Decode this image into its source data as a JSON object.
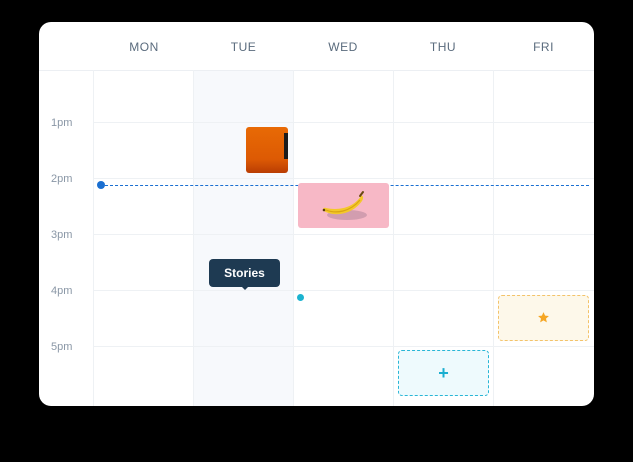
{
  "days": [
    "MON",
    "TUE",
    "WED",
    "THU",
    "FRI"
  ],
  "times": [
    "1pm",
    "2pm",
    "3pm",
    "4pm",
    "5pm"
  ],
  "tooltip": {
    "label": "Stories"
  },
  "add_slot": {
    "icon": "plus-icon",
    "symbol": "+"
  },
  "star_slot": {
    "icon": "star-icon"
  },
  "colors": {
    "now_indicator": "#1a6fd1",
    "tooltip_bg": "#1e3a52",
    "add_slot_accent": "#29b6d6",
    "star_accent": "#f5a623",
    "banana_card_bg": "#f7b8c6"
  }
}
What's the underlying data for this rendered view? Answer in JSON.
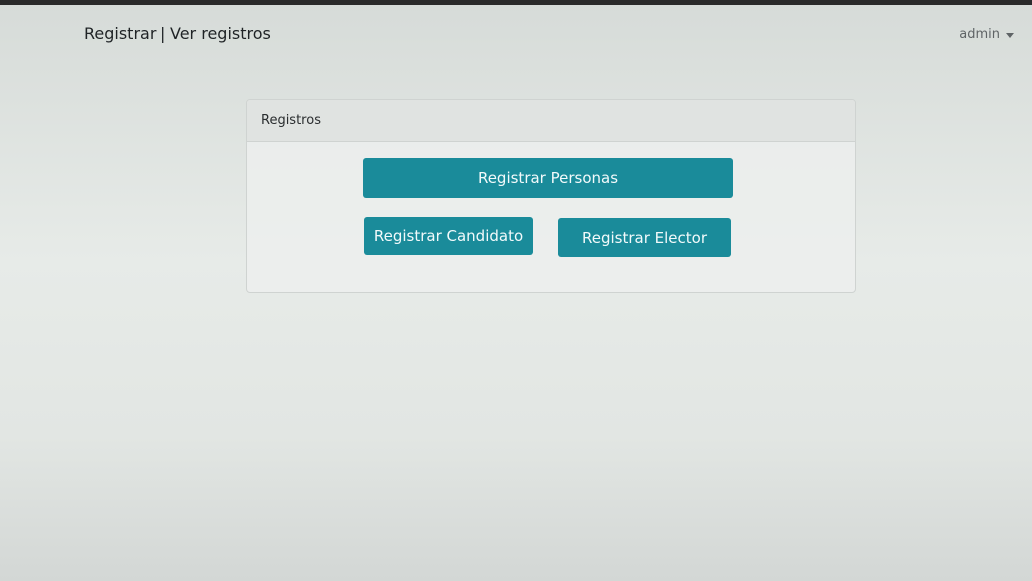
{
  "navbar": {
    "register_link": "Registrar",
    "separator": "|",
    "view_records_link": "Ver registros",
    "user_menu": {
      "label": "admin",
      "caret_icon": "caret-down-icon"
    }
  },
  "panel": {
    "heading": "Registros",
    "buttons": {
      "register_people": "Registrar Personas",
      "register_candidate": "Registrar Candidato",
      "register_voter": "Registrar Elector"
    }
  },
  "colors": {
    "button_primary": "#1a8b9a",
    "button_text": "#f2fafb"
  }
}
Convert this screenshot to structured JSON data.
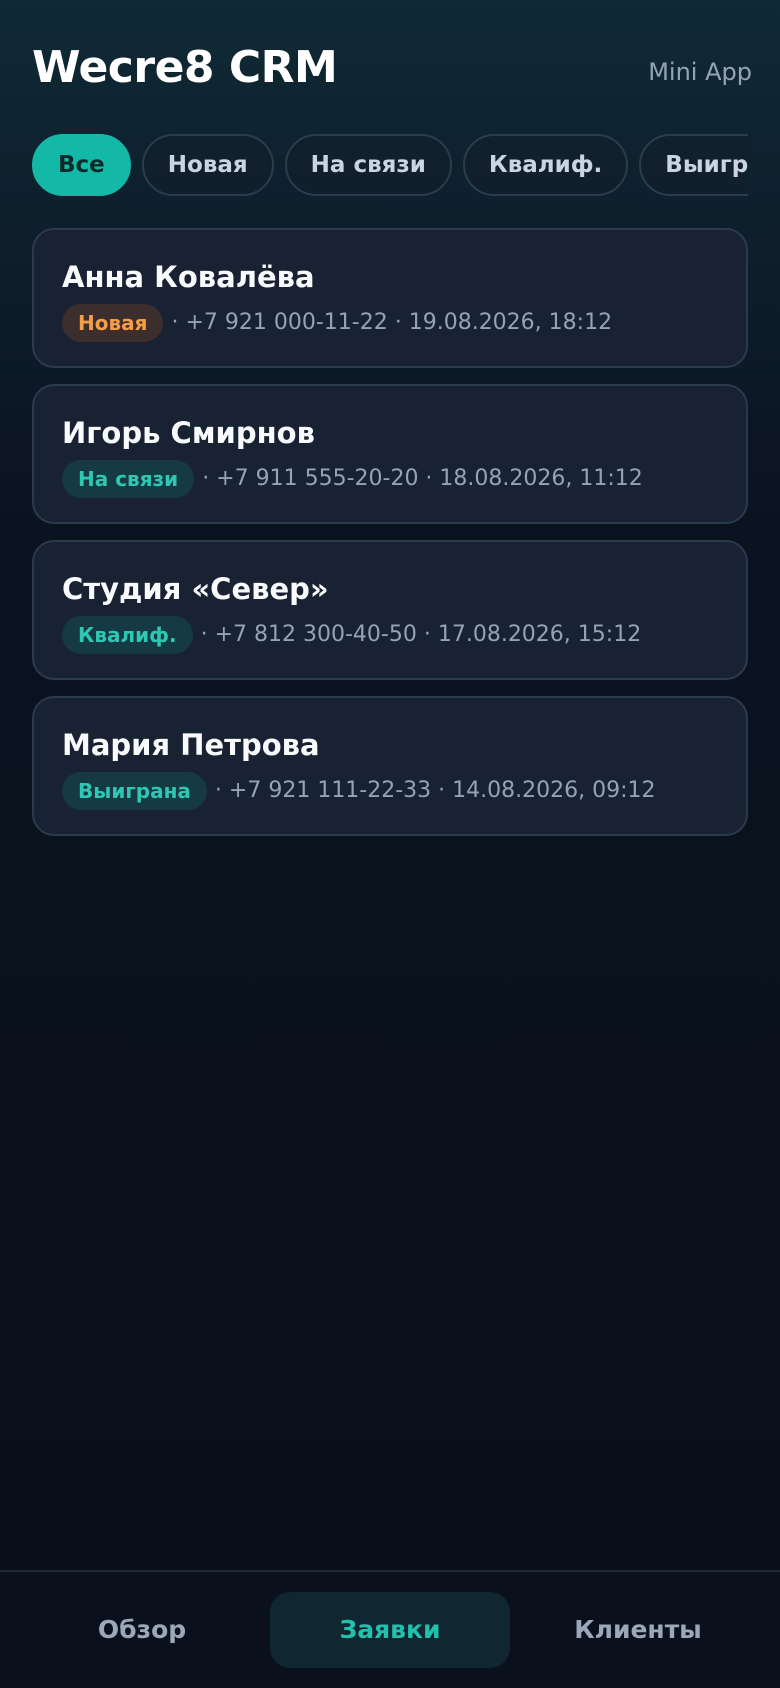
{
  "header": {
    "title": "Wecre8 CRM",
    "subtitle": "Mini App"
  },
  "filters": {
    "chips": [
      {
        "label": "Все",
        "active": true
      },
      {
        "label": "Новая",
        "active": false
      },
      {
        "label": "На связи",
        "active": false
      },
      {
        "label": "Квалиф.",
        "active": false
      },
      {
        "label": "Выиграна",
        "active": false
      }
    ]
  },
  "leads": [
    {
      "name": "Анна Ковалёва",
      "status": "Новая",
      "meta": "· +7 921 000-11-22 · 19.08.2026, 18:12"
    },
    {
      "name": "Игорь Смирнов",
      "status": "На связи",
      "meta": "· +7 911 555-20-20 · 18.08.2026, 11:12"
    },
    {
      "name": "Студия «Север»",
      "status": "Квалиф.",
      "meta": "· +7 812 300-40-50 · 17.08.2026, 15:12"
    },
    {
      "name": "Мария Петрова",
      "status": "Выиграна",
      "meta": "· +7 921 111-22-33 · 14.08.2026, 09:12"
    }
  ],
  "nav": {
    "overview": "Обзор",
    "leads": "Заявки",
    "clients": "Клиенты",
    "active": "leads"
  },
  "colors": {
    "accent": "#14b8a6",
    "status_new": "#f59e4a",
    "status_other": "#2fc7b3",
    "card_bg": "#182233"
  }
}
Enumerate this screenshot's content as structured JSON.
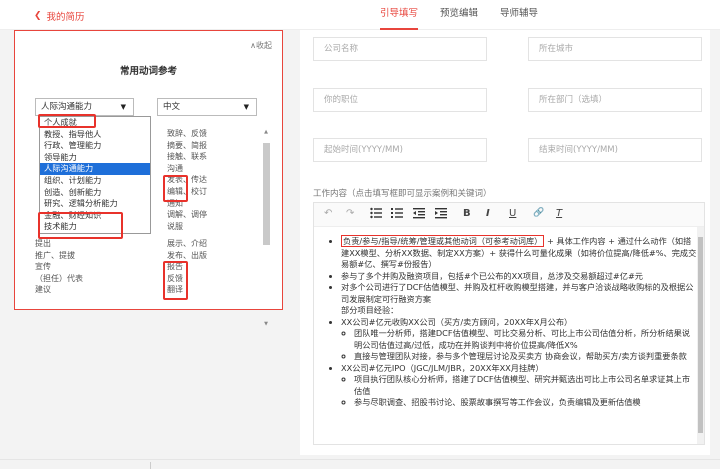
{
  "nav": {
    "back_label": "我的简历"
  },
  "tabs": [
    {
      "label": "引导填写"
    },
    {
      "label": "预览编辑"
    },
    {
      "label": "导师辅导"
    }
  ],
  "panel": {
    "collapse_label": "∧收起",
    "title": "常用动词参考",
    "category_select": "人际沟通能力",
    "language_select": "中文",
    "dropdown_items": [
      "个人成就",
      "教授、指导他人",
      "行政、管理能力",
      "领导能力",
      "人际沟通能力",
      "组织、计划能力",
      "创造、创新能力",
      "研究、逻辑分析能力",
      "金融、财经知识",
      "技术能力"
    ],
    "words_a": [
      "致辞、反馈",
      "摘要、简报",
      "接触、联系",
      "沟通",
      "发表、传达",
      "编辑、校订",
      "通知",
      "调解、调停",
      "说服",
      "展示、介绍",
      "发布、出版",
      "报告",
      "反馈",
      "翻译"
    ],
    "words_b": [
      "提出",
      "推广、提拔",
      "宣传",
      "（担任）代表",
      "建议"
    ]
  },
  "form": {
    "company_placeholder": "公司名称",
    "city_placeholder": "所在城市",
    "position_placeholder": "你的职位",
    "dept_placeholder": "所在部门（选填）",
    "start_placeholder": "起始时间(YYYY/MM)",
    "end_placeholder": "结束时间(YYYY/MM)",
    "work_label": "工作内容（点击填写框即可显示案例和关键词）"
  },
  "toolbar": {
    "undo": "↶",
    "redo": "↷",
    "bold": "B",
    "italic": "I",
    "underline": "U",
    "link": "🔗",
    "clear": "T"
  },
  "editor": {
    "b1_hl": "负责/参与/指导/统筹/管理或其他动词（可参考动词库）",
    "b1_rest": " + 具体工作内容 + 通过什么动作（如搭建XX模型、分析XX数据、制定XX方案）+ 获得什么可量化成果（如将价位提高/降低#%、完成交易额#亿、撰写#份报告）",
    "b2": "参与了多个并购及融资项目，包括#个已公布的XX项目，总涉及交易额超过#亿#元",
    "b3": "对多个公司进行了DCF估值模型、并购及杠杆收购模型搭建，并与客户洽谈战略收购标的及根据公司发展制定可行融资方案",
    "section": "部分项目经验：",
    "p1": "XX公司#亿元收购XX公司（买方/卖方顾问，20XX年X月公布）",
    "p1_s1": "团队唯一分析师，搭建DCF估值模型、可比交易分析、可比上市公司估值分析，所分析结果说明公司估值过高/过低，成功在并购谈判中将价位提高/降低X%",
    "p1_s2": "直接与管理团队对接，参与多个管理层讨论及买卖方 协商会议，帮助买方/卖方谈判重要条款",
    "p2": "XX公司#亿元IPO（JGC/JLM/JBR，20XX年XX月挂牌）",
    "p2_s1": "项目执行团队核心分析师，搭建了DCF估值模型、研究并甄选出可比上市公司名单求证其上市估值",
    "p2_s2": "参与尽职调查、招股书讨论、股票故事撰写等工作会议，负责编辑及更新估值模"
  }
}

**Set problem:** Pull out all lines from the entries above that include the word "Registrar".

**Task result:**
    "register_link": "Registrar",
      "register_people": "Registrar Personas",
      "register_candidate": "Registrar Candidato",
      "register_voter": "Registrar Elector"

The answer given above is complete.